__Given request__: Select the lines that hold the word "this" and copy each one.

__Dataset excerpts__:
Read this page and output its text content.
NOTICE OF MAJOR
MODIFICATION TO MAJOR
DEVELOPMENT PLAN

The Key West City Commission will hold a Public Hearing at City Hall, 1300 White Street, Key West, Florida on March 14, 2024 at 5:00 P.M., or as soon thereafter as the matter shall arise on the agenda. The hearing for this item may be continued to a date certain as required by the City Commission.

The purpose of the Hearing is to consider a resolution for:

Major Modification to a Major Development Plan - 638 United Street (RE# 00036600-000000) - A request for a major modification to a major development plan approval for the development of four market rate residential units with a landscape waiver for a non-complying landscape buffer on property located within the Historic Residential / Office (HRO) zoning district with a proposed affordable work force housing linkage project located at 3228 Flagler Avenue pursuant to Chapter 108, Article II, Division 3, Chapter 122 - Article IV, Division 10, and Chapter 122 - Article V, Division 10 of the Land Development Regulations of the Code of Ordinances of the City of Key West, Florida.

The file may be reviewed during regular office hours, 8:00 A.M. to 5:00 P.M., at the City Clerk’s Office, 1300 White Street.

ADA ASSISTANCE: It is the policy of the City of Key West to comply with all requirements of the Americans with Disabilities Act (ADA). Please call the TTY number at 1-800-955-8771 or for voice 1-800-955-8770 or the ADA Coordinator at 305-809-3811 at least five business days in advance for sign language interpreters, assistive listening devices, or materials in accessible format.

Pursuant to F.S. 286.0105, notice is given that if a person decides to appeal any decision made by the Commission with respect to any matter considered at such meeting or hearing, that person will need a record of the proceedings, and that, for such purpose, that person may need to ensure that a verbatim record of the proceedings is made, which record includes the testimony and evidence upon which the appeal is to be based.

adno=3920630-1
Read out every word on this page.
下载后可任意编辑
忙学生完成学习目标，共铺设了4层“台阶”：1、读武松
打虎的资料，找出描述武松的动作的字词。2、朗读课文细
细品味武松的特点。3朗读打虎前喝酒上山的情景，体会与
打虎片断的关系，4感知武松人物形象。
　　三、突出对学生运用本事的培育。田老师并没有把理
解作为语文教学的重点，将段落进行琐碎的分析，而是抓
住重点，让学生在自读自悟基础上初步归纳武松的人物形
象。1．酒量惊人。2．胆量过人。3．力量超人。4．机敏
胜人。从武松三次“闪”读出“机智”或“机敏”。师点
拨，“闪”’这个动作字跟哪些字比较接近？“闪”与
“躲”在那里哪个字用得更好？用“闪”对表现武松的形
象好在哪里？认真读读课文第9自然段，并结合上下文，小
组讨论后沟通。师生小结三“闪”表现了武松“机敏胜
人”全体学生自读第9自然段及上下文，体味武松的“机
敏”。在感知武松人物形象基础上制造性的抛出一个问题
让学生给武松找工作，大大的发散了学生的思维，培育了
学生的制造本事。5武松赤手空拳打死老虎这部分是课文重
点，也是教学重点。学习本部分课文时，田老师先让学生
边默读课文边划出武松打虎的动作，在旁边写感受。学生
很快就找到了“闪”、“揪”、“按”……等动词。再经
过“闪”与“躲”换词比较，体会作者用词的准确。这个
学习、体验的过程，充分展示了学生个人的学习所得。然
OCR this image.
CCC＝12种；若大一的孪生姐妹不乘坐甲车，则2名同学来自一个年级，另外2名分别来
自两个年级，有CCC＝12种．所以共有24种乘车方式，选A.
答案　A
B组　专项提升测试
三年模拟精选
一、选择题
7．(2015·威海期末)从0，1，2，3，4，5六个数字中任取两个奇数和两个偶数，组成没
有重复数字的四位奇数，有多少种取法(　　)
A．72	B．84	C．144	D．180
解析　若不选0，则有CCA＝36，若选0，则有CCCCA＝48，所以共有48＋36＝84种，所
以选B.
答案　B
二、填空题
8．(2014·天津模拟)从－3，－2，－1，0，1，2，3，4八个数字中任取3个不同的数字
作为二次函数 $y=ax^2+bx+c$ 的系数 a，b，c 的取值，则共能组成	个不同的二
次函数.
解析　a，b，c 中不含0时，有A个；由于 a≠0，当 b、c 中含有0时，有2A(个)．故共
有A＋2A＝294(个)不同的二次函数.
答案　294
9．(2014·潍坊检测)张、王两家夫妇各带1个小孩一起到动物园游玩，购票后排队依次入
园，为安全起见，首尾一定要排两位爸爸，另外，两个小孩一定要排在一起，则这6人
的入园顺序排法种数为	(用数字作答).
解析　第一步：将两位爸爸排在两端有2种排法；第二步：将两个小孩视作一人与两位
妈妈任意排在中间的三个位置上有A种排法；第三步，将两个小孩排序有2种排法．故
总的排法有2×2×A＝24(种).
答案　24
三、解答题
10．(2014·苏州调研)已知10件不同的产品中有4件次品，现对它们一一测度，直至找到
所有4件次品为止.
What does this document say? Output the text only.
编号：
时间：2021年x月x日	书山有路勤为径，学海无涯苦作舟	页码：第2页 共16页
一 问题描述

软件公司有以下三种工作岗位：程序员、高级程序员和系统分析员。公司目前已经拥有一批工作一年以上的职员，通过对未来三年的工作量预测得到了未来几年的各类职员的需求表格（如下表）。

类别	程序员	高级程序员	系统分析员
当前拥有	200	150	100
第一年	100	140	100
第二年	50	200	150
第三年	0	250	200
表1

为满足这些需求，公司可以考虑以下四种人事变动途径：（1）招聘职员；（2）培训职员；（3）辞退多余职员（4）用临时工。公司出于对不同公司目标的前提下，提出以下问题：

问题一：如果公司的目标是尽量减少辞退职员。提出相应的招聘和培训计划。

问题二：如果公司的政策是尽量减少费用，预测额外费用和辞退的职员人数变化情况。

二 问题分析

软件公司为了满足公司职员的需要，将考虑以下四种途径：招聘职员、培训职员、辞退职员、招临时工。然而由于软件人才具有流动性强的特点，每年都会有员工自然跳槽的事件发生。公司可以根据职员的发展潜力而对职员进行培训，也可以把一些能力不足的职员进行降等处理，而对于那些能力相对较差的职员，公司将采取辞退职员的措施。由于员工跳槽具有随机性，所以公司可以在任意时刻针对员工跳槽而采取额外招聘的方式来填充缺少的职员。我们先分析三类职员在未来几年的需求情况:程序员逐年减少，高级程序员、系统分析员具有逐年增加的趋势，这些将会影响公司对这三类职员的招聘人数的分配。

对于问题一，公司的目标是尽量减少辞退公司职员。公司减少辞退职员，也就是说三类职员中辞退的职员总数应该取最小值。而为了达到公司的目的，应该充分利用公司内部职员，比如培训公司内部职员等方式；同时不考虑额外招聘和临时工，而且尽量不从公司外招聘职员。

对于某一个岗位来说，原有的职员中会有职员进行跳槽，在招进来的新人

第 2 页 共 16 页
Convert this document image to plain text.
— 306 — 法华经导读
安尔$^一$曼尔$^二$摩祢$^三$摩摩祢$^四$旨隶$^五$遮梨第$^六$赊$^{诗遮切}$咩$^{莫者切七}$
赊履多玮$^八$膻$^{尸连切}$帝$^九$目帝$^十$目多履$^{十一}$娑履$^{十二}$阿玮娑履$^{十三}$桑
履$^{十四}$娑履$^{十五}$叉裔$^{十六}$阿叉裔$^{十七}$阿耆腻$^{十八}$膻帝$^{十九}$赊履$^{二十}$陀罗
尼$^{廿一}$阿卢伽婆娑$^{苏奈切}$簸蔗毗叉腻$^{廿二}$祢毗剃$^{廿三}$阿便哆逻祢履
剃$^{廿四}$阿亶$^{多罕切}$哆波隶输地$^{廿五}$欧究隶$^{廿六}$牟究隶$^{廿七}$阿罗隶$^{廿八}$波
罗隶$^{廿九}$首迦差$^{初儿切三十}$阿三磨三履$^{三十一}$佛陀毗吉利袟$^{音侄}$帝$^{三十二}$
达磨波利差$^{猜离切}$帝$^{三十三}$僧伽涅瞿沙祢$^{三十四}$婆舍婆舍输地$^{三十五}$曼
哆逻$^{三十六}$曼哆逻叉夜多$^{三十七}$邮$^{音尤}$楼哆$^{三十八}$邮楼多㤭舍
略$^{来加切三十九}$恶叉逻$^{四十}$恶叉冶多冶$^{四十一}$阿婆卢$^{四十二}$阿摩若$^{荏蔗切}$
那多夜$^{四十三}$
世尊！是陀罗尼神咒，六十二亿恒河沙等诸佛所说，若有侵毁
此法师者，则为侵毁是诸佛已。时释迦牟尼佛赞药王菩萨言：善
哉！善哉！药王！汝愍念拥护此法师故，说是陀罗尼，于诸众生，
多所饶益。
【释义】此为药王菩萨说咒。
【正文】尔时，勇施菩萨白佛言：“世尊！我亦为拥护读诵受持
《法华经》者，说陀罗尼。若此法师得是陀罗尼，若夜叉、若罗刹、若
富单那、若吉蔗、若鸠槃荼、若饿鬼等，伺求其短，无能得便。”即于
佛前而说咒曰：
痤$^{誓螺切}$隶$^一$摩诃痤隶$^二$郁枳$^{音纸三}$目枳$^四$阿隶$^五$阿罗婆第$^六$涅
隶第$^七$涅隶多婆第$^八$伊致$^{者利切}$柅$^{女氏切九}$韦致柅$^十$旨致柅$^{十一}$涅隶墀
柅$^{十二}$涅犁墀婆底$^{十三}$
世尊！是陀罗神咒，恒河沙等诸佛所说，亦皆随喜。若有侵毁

__Answer to the task__:
Read this page and output its text content.
The Key West City Commission will hold a Public Hearing at City Hall, 1300 White Street, Key West, Florida on March 14, 2024 at 5:00 P.M., or as soon thereafter as the matter shall arise on the agenda. The hearing for this item may be continued to a date certain as required by the City Commission.
Read out every word on this page.
OCR this image.
What does this document say? Output the text only.
Convert this document image to plain text.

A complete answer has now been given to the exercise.